#### WRITTEN REQUEST 1:
According to the forum thread on converting .xyz files to .bgf, what does the charge parameter of xyz2mol stand for?
#### WRITTEN REQUEST 2:
Pick up the forum thread on converting .xyz files to .bgf right after its last line and write the next part.

#### DOCUMENT SEGMENT:
(begin)

The labeling of N1 as N_R in the .bgf file now matches your requirement, too. However, does the modification improve the file over all? For ease of replication, the files used/obtained in this limited test are attached in the .zip archive below.

2024-05-02_test_case_cation.zip

[husakm]

So you suggest:
A) Correct the OpenBabel engine (implement charged fragments support on our side)
or
B) Switch from OpenBabel to RDkit, witch alredy have the required functionality ?
Generaly the key is bond type asigment. We can encode the ff atom types assigmend based on molecule topologic information on our side ...

[husakm]

One more comment:
Can any of the suggested tools detect, the fragment is iont ?
I need to make the whole procedure automatic ...

[nbehrnd]

Point a) I would describe this task as "extend what obabel already can do"
Point b) I'm not aware if RDKit offers an interface to Materials Studio / .bgf files. The suggest to use multiple tools (the .sdf reconstruction with xyz2mol/RDKit, the preparation of .bgf with obabel) might be unfortunate for splitting the attention on two tools instead of one for the overall .xyz -> .bgf task ahead, but I presume the preparation of .bgf has to run only once and hence "acceptable".

Point c) can one the tools detect if the .xyz is ionic? No, by now I do not think so.

The method xyz2mol can be ambiguous because the charge parameter i) is the overall charge, i.e. an amino acid with simultaneous presence of ammonium and carboxylate is seen as neutral. And ii) no error is reported if the same data set about the cation is processed with -c -1, i.e

$ python ./xyz2mol_b.py KAXWOV_cation_xyz.xyz -c -1 > negative.sdf
$ obabel negative.sdf -O negative.bgf
1 molecule converted

The earlier Python script above however can be edited; molecules which (overall) don't carry a charge are rewritten as .sdf obabel can process. Structure files which might carry a charge in excess will be left untouched and there will be a note about them back to the CLI. The prototype script below allows both the sequential / use-1-CPU-only mode as well as one to spread the work of xyz2mol all CPU available.

#!/usr/bin/env python3
"""
name   : filter.py
author : nbehrnd@yahoo.com
license: GPL2
date   : 2024-05-03
edit   :
purpose: perform xyz2mol on over all neutral molecules, inform abou the other
"""

(end)

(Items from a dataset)
(begin)

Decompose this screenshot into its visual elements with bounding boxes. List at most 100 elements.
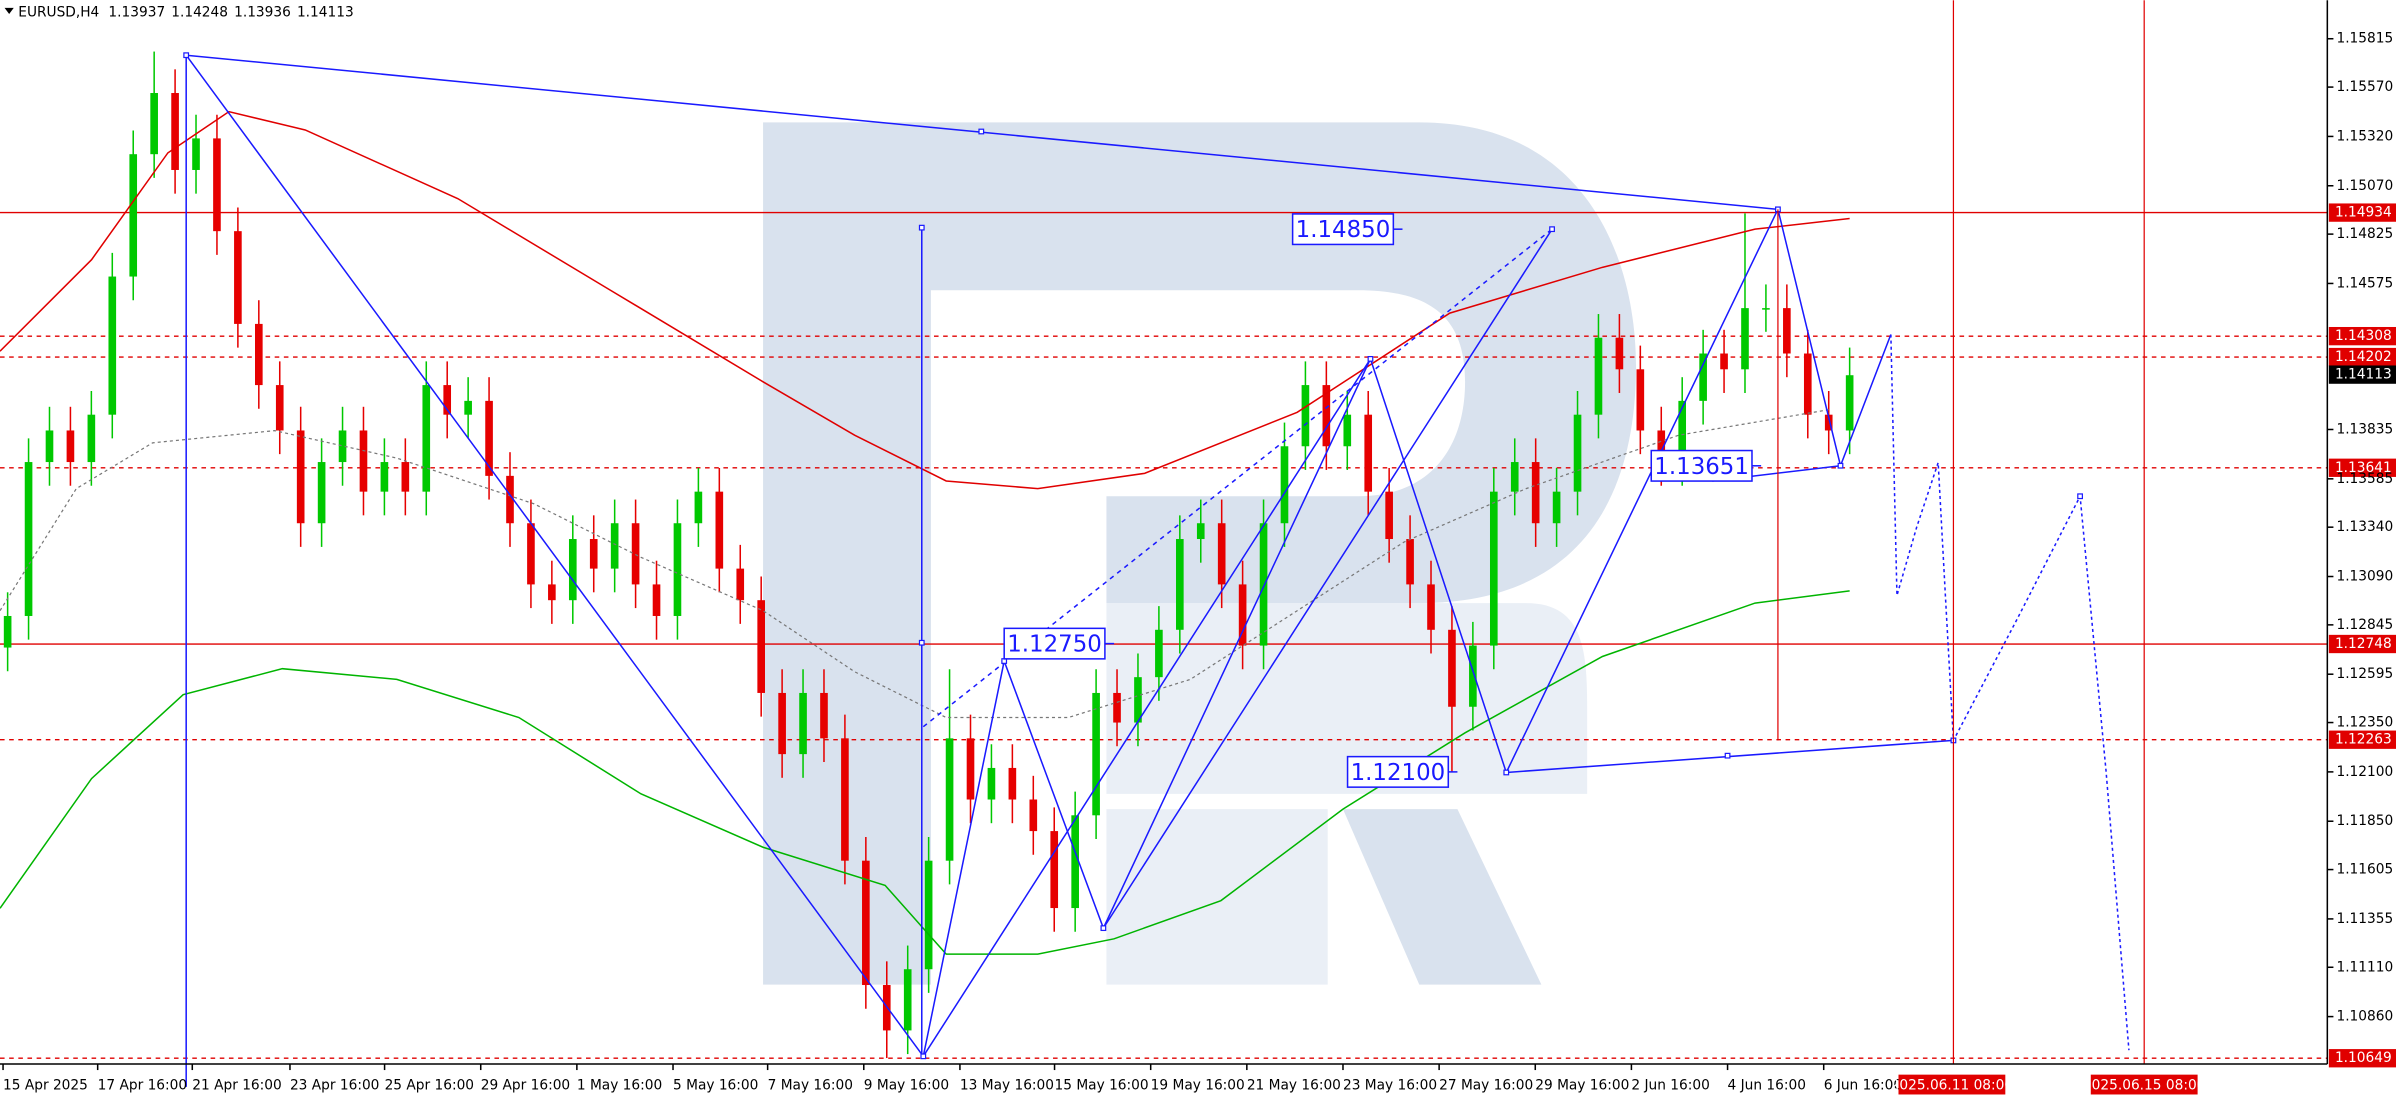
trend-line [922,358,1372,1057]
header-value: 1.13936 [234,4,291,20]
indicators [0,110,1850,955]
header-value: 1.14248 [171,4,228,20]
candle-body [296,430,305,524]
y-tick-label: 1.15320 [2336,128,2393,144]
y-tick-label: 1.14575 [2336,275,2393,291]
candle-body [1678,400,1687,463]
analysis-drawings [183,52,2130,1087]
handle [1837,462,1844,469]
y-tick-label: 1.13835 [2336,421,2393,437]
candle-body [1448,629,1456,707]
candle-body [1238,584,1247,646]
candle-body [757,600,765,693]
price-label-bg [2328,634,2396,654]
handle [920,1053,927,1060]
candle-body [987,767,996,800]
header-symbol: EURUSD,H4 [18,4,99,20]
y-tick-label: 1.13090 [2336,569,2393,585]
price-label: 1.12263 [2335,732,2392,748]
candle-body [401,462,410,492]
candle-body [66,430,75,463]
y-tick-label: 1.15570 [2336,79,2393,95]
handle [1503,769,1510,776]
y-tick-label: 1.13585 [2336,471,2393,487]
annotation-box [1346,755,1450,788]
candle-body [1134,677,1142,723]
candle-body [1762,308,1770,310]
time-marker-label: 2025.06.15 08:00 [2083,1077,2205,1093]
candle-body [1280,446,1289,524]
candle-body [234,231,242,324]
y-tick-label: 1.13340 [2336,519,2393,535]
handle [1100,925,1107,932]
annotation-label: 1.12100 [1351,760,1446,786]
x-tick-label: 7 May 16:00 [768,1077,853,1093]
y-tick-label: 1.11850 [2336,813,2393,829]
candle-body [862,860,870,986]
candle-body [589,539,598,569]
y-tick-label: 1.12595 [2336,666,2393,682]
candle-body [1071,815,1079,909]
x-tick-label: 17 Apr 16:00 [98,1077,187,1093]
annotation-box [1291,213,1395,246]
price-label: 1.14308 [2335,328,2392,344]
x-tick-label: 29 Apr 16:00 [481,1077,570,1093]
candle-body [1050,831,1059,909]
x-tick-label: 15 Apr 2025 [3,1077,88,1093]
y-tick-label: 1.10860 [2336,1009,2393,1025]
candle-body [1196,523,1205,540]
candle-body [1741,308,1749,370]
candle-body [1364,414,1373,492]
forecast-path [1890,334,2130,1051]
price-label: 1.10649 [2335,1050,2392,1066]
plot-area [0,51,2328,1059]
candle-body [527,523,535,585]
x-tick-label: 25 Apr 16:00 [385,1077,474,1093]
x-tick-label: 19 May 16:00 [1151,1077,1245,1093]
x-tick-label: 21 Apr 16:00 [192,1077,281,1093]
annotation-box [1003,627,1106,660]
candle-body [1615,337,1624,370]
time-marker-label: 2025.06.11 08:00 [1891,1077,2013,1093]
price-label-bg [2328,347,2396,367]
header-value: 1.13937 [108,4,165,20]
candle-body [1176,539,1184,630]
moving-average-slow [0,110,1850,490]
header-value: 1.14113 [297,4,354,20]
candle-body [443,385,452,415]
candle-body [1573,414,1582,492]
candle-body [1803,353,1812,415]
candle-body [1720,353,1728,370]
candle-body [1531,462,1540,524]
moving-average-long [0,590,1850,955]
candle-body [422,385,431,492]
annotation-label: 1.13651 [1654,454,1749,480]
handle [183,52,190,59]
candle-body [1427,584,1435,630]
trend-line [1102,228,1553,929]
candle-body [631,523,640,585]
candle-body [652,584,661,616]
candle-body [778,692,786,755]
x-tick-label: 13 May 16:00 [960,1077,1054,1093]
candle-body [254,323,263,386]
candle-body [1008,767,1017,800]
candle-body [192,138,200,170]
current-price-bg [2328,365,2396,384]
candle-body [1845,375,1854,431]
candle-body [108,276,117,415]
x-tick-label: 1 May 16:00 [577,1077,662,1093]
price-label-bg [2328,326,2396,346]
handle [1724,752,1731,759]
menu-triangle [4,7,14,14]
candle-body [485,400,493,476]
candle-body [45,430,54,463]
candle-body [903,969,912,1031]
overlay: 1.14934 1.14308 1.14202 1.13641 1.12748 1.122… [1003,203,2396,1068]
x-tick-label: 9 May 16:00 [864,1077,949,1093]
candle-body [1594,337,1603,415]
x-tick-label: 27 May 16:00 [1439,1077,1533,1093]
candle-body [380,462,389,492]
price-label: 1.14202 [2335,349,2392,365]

(end)
(begin)

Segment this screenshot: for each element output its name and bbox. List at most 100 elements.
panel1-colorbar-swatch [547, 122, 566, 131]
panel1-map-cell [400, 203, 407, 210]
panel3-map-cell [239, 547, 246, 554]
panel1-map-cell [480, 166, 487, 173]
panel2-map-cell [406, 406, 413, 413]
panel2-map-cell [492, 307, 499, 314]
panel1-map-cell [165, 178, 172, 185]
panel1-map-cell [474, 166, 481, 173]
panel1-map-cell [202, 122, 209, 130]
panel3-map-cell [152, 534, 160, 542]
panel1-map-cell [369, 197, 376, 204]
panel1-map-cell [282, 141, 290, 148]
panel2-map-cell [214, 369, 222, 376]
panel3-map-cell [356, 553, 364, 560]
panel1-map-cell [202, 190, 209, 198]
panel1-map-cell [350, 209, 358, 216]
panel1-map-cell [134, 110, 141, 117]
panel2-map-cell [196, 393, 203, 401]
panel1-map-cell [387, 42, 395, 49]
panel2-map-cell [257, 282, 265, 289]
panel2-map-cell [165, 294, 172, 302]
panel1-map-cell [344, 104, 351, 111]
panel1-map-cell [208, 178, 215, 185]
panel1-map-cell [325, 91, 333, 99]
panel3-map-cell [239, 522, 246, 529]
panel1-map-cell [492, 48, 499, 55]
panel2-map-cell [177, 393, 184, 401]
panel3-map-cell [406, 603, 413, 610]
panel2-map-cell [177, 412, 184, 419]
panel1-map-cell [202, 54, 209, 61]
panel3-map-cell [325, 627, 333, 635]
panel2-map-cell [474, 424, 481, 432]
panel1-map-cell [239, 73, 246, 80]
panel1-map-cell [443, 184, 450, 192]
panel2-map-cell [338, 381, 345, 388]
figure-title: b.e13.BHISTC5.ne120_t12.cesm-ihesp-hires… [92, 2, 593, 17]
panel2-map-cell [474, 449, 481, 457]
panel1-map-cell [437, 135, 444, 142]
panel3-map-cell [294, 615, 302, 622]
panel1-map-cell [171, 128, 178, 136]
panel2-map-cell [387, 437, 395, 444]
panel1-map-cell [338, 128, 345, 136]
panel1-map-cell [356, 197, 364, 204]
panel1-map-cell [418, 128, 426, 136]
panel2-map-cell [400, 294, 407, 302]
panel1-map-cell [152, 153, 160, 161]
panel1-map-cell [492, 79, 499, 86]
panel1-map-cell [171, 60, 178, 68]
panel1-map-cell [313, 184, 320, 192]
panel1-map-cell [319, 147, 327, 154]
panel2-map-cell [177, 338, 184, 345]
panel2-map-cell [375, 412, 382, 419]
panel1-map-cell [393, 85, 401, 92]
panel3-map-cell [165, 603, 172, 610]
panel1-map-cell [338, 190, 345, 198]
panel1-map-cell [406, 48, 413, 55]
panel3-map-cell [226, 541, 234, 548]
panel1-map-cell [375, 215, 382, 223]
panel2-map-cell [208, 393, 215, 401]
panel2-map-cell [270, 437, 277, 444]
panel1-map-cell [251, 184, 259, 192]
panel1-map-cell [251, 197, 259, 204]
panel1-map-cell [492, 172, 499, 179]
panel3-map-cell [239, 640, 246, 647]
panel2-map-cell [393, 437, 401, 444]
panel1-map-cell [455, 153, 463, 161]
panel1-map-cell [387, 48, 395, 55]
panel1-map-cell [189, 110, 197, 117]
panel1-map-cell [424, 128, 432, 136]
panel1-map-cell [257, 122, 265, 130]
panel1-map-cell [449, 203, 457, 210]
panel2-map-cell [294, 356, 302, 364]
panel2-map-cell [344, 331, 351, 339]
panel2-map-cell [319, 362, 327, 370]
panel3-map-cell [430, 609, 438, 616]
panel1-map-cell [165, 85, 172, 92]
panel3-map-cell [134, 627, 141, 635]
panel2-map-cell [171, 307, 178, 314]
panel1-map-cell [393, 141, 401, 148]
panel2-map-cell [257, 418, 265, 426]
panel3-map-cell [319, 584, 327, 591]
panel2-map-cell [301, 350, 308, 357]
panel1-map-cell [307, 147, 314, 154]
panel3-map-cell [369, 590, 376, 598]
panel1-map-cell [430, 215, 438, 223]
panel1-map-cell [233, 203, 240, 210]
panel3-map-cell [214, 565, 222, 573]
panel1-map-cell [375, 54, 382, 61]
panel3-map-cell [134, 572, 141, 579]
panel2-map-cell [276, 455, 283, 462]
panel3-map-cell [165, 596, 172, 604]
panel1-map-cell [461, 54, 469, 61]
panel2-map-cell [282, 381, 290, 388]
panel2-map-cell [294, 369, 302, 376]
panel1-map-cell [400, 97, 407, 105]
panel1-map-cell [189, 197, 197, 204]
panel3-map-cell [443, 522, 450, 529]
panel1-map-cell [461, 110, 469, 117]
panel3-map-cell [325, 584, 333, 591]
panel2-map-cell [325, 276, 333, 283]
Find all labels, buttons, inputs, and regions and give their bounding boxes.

(end)

#### TASK RESPONSE 1:
It is the overall charge.

#### TASK RESPONSE 2:
import argparse
from multiprocessing import Pool  # engage multiple CPU (Python standard library)

import rdkit
from rdkit import Chem
from rdkit.Chem import rdDetermineBonds


def get_args():
    """Get command-line arguments"""

    parser = argparse.ArgumentParser(
        description="""
One, or multiple .xyz files can be processed to yield a individual .sdf files.
A molecule carrying an overall charge will not yield a .sdf; instead, the name
of the .xyz file to check again will be reported to the CLI.""",
        formatter_class=argparse.ArgumentDefaultsHelpFormatter,
    )

    parser.add_argument(
        "file",
        metavar="FILE",
        type=argparse.FileType("rt"),
        nargs="+",
        help="""
Provide one, or multiple .xyz files to process (`*.xyz` is possible, too).""",
    )

    parser.add_argument(
        "-p", "--parallel", help="process with all available CPU", action="store_true"
    )

    return parser.parse_args()


def apply_xyz2mol(input_xyz):
    """convert .xyz into a .sdf block if molecule is over all charge balanced"""
    raw_mol = Chem.MolFromXYZFile(input_xyz)
    mol = Chem.Mol(raw_mol)

    try:
        rdkit.Chem.rdDetermineBonds.DetermineBonds(mol, charge=0)
        mol.SetProp("_Name", input_xyz)  # add an internal tag to .sdf block
        result = Chem.MolToMolBlock(mol)

        output_file = "".join([input_xyz, ".sdf"])
        with open(output_file, mode="w", encoding="utf-8") as new:
            new.write(result)

    except ValueError:
        print(f"{input_xyz} possibly is not charge balanced.  Check again.")


def main():
    """Join the functionalities"""
    args = get_args()

    if args.parallel:
        # distribute the lis of work on all CPU available, start:
        work_ahead = []
        for file in args.file:
            work_ahead.append(file.name)

        pool = Pool()
        pool.map(apply_xyz2mol, work_ahead)
        pool.close()
        pool.join()
    else:
        for file in args.file:
            apply_xyz2mol(file.name)


if __name__ == "__main__":
    main()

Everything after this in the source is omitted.